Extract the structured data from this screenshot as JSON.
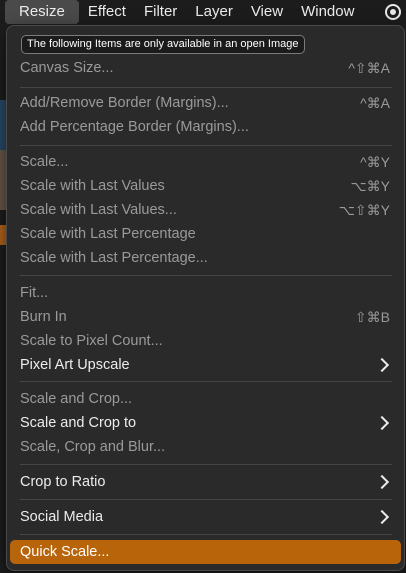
{
  "menubar": {
    "items": [
      "Resize",
      "Effect",
      "Filter",
      "Layer",
      "View",
      "Window"
    ],
    "status_icon": "record-circle-icon"
  },
  "menu": {
    "notice": "The following Items are only available in an open Image",
    "items": [
      {
        "label": "Canvas Size...",
        "shortcut": "^⇧⌘A",
        "enabled": false
      },
      {
        "label": "Add/Remove Border (Margins)...",
        "shortcut": "^⌘A",
        "enabled": false
      },
      {
        "label": "Add Percentage Border (Margins)...",
        "shortcut": "",
        "enabled": false
      },
      {
        "label": "Scale...",
        "shortcut": "^⌘Y",
        "enabled": false
      },
      {
        "label": "Scale with Last Values",
        "shortcut": "⌥⌘Y",
        "enabled": false
      },
      {
        "label": "Scale with Last Values...",
        "shortcut": "⌥⇧⌘Y",
        "enabled": false
      },
      {
        "label": "Scale with Last Percentage",
        "shortcut": "",
        "enabled": false
      },
      {
        "label": "Scale with Last Percentage...",
        "shortcut": "",
        "enabled": false
      },
      {
        "label": "Fit...",
        "shortcut": "",
        "enabled": false
      },
      {
        "label": "Burn In",
        "shortcut": "⇧⌘B",
        "enabled": false
      },
      {
        "label": "Scale to Pixel Count...",
        "shortcut": "",
        "enabled": false
      },
      {
        "label": "Pixel Art Upscale",
        "shortcut": "",
        "enabled": true,
        "submenu": true
      },
      {
        "label": "Scale and Crop...",
        "shortcut": "",
        "enabled": false
      },
      {
        "label": "Scale and Crop to",
        "shortcut": "",
        "enabled": true,
        "submenu": true
      },
      {
        "label": "Scale, Crop and Blur...",
        "shortcut": "",
        "enabled": false
      },
      {
        "label": "Crop to Ratio",
        "shortcut": "",
        "enabled": true,
        "submenu": true
      },
      {
        "label": "Social Media",
        "shortcut": "",
        "enabled": true,
        "submenu": true
      },
      {
        "label": "Quick Scale...",
        "shortcut": "",
        "enabled": true,
        "highlighted": true
      }
    ]
  },
  "colors": {
    "highlight": "#b8640b",
    "menu_bg": "#2a2a2a",
    "disabled_text": "#9a9a9a"
  }
}
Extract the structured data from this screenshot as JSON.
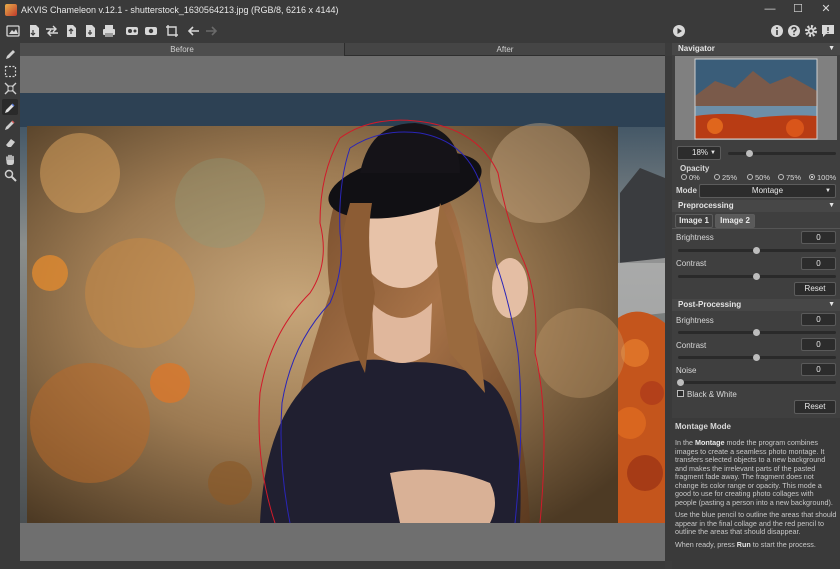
{
  "window": {
    "title": "AKVIS Chameleon v.12.1 - shutterstock_1630564213.jpg (RGB/8, 6216 x 4144)",
    "minimize": "—",
    "maximize": "☐",
    "close": "✕"
  },
  "toolbar": {
    "icons": [
      "open-image-icon",
      "open-background-icon",
      "swap-icon",
      "save-icon",
      "export-icon",
      "print-icon",
      "batch-icon",
      "share-icon",
      "crop-icon",
      "undo-icon",
      "redo-icon"
    ],
    "right_icons": [
      "run-icon",
      "info-icon",
      "help-icon",
      "settings-icon",
      "notifications-icon"
    ]
  },
  "tools": [
    "pencil-icon",
    "selection-icon",
    "transform-icon",
    "keep-pencil-icon",
    "erase-pencil-icon",
    "eraser-icon",
    "hand-icon",
    "zoom-icon"
  ],
  "canvas": {
    "tab_before": "Before",
    "tab_after": "After"
  },
  "navigator": {
    "title": "Navigator",
    "zoom": "18%",
    "zoom_level": 0.18
  },
  "opacity": {
    "label": "Opacity",
    "options": [
      "0%",
      "25%",
      "50%",
      "75%",
      "100%"
    ],
    "selected": "100%"
  },
  "mode": {
    "label": "Mode",
    "value": "Montage"
  },
  "preprocessing": {
    "title": "Preprocessing",
    "tab1": "Image 1",
    "tab2": "Image 2",
    "brightness_label": "Brightness",
    "brightness": "0",
    "contrast_label": "Contrast",
    "contrast": "0",
    "reset": "Reset"
  },
  "postprocessing": {
    "title": "Post-Processing",
    "brightness_label": "Brightness",
    "brightness": "0",
    "contrast_label": "Contrast",
    "contrast": "0",
    "noise_label": "Noise",
    "noise": "0",
    "bw_label": "Black & White",
    "reset": "Reset"
  },
  "help": {
    "title": "Montage Mode",
    "p1_a": "In the ",
    "p1_b": "Montage",
    "p1_c": " mode the program combines images to create a seamless photo montage. It transfers selected objects to a new background and makes the irrelevant parts of the pasted fragment fade away. The fragment does not change its color range or opacity. This mode a good to use for creating photo collages with people (pasting a person into a new background).",
    "p2": "Use the blue pencil to outline the areas that should appear in the final collage and the red pencil to outline the areas that should disappear.",
    "p3_a": "When ready, press ",
    "p3_b": "Run",
    "p3_c": " to start the process."
  }
}
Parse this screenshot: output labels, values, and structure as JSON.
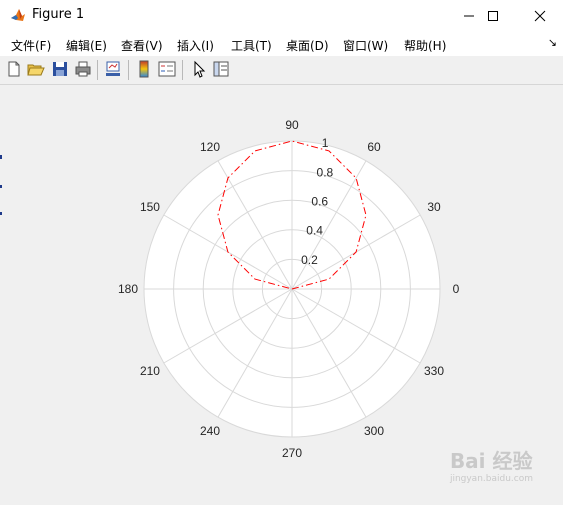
{
  "window": {
    "title": "Figure 1"
  },
  "menu": [
    {
      "label": "文件(F)"
    },
    {
      "label": "编辑(E)"
    },
    {
      "label": "查看(V)"
    },
    {
      "label": "插入(I)"
    },
    {
      "label": "工具(T)"
    },
    {
      "label": "桌面(D)"
    },
    {
      "label": "窗口(W)"
    },
    {
      "label": "帮助(H)"
    }
  ],
  "toolbar": {
    "buttons": [
      "new-figure",
      "open-file",
      "save",
      "print",
      "link-plot",
      "insert-colorbar",
      "insert-legend",
      "edit-plot",
      "property-inspector"
    ]
  },
  "watermark": {
    "text": "Bai 经验",
    "sub": "jingyan.baidu.com"
  },
  "chart_data": {
    "type": "line",
    "coordinate_system": "polar",
    "angle_ticks": [
      "0",
      "30",
      "60",
      "90",
      "120",
      "150",
      "180",
      "210",
      "240",
      "270",
      "300",
      "330"
    ],
    "radial_ticks": [
      "0.2",
      "0.4",
      "0.6",
      "0.8",
      "1"
    ],
    "rlim": [
      0,
      1
    ],
    "grid": true,
    "series": [
      {
        "line_style": "dash-dot",
        "color": "#ff0000",
        "theta_deg": [
          0,
          15,
          30,
          45,
          60,
          75,
          90,
          105,
          120,
          135,
          150,
          165,
          180
        ],
        "r": [
          0,
          0.259,
          0.5,
          0.707,
          0.866,
          0.966,
          1,
          0.966,
          0.866,
          0.707,
          0.5,
          0.259,
          0
        ]
      }
    ]
  },
  "colors": {
    "curve": "#ff0000",
    "grid": "#d9d9d9",
    "axes_bg": "#ffffff",
    "figure_bg": "#f0f0f0"
  }
}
+---+
## GIVEN INSTRUCTION
Each record must be quoted in full and exactly. Do not include the pictures.

## RESULT FOR THIS EXERCISE
Extract the structured data from this screenshot as JSON.
{
  "menubar": {
    "items": [
      "Resize",
      "Effect",
      "Filter",
      "Layer",
      "View",
      "Window"
    ],
    "status_icon": "record-circle-icon"
  },
  "menu": {
    "notice": "The following Items are only available in an open Image",
    "items": [
      {
        "label": "Canvas Size...",
        "shortcut": "^⇧⌘A",
        "enabled": false
      },
      {
        "label": "Add/Remove Border (Margins)...",
        "shortcut": "^⌘A",
        "enabled": false
      },
      {
        "label": "Add Percentage Border (Margins)...",
        "shortcut": "",
        "enabled": false
      },
      {
        "label": "Scale...",
        "shortcut": "^⌘Y",
        "enabled": false
      },
      {
        "label": "Scale with Last Values",
        "shortcut": "⌥⌘Y",
        "enabled": false
      },
      {
        "label": "Scale with Last Values...",
        "shortcut": "⌥⇧⌘Y",
        "enabled": false
      },
      {
        "label": "Scale with Last Percentage",
        "shortcut": "",
        "enabled": false
      },
      {
        "label": "Scale with Last Percentage...",
        "shortcut": "",
        "enabled": false
      },
      {
        "label": "Fit...",
        "shortcut": "",
        "enabled": false
      },
      {
        "label": "Burn In",
        "shortcut": "⇧⌘B",
        "enabled": false
      },
      {
        "label": "Scale to Pixel Count...",
        "shortcut": "",
        "enabled": false
      },
      {
        "label": "Pixel Art Upscale",
        "shortcut": "",
        "enabled": true,
        "submenu": true
      },
      {
        "label": "Scale and Crop...",
        "shortcut": "",
        "enabled": false
      },
      {
        "label": "Scale and Crop to",
        "shortcut": "",
        "enabled": true,
        "submenu": true
      },
      {
        "label": "Scale, Crop and Blur...",
        "shortcut": "",
        "enabled": false
      },
      {
        "label": "Crop to Ratio",
        "shortcut": "",
        "enabled": true,
        "submenu": true
      },
      {
        "label": "Social Media",
        "shortcut": "",
        "enabled": true,
        "submenu": true
      },
      {
        "label": "Quick Scale...",
        "shortcut": "",
        "enabled": true,
        "highlighted": true
      }
    ]
  },
  "colors": {
    "highlight": "#b8640b",
    "menu_bg": "#2a2a2a",
    "disabled_text": "#9a9a9a"
  }
}
Extract the structured data from this screenshot as JSON.
{
  "window": {
    "title": "AKVIS Chameleon v.12.1 - shutterstock_1630564213.jpg (RGB/8, 6216 x 4144)",
    "minimize": "—",
    "maximize": "☐",
    "close": "✕"
  },
  "toolbar": {
    "icons": [
      "open-image-icon",
      "open-background-icon",
      "swap-icon",
      "save-icon",
      "export-icon",
      "print-icon",
      "batch-icon",
      "share-icon",
      "crop-icon",
      "undo-icon",
      "redo-icon"
    ],
    "right_icons": [
      "run-icon",
      "info-icon",
      "help-icon",
      "settings-icon",
      "notifications-icon"
    ]
  },
  "tools": [
    "pencil-icon",
    "selection-icon",
    "transform-icon",
    "keep-pencil-icon",
    "erase-pencil-icon",
    "eraser-icon",
    "hand-icon",
    "zoom-icon"
  ],
  "canvas": {
    "tab_before": "Before",
    "tab_after": "After"
  },
  "navigator": {
    "title": "Navigator",
    "zoom": "18%",
    "zoom_level": 0.18
  },
  "opacity": {
    "label": "Opacity",
    "options": [
      "0%",
      "25%",
      "50%",
      "75%",
      "100%"
    ],
    "selected": "100%"
  },
  "mode": {
    "label": "Mode",
    "value": "Montage"
  },
  "preprocessing": {
    "title": "Preprocessing",
    "tab1": "Image 1",
    "tab2": "Image 2",
    "brightness_label": "Brightness",
    "brightness": "0",
    "contrast_label": "Contrast",
    "contrast": "0",
    "reset": "Reset"
  },
  "postprocessing": {
    "title": "Post-Processing",
    "brightness_label": "Brightness",
    "brightness": "0",
    "contrast_label": "Contrast",
    "contrast": "0",
    "noise_label": "Noise",
    "noise": "0",
    "bw_label": "Black & White",
    "reset": "Reset"
  },
  "help": {
    "title": "Montage Mode",
    "p1_a": "In the ",
    "p1_b": "Montage",
    "p1_c": " mode the program combines images to create a seamless photo montage. It transfers selected objects to a new background and makes the irrelevant parts of the pasted fragment fade away. The fragment does not change its color range or opacity. This mode a good to use for creating photo collages with people (pasting a person into a new background).",
    "p2": "Use the blue pencil to outline the areas that should appear in the final collage and the red pencil to outline the areas that should disappear.",
    "p3_a": "When ready, press ",
    "p3_b": "Run",
    "p3_c": " to start the process."
  }
}
Parse this screenshot: output labels, values, and structure as JSON.
{
  "window": {
    "title": "Figure 1"
  },
  "menu": [
    {
      "label": "文件(F)"
    },
    {
      "label": "编辑(E)"
    },
    {
      "label": "查看(V)"
    },
    {
      "label": "插入(I)"
    },
    {
      "label": "工具(T)"
    },
    {
      "label": "桌面(D)"
    },
    {
      "label": "窗口(W)"
    },
    {
      "label": "帮助(H)"
    }
  ],
  "toolbar": {
    "buttons": [
      "new-figure",
      "open-file",
      "save",
      "print",
      "link-plot",
      "insert-colorbar",
      "insert-legend",
      "edit-plot",
      "property-inspector"
    ]
  },
  "watermark": {
    "text": "Bai 经验",
    "sub": "jingyan.baidu.com"
  },
  "chart_data": {
    "type": "line",
    "coordinate_system": "polar",
    "angle_ticks": [
      "0",
      "30",
      "60",
      "90",
      "120",
      "150",
      "180",
      "210",
      "240",
      "270",
      "300",
      "330"
    ],
    "radial_ticks": [
      "0.2",
      "0.4",
      "0.6",
      "0.8",
      "1"
    ],
    "rlim": [
      0,
      1
    ],
    "grid": true,
    "series": [
      {
        "line_style": "dash-dot",
        "color": "#ff0000",
        "theta_deg": [
          0,
          15,
          30,
          45,
          60,
          75,
          90,
          105,
          120,
          135,
          150,
          165,
          180
        ],
        "r": [
          0,
          0.259,
          0.5,
          0.707,
          0.866,
          0.966,
          1,
          0.966,
          0.866,
          0.707,
          0.5,
          0.259,
          0
        ]
      }
    ]
  },
  "colors": {
    "curve": "#ff0000",
    "grid": "#d9d9d9",
    "axes_bg": "#ffffff",
    "figure_bg": "#f0f0f0"
  }
}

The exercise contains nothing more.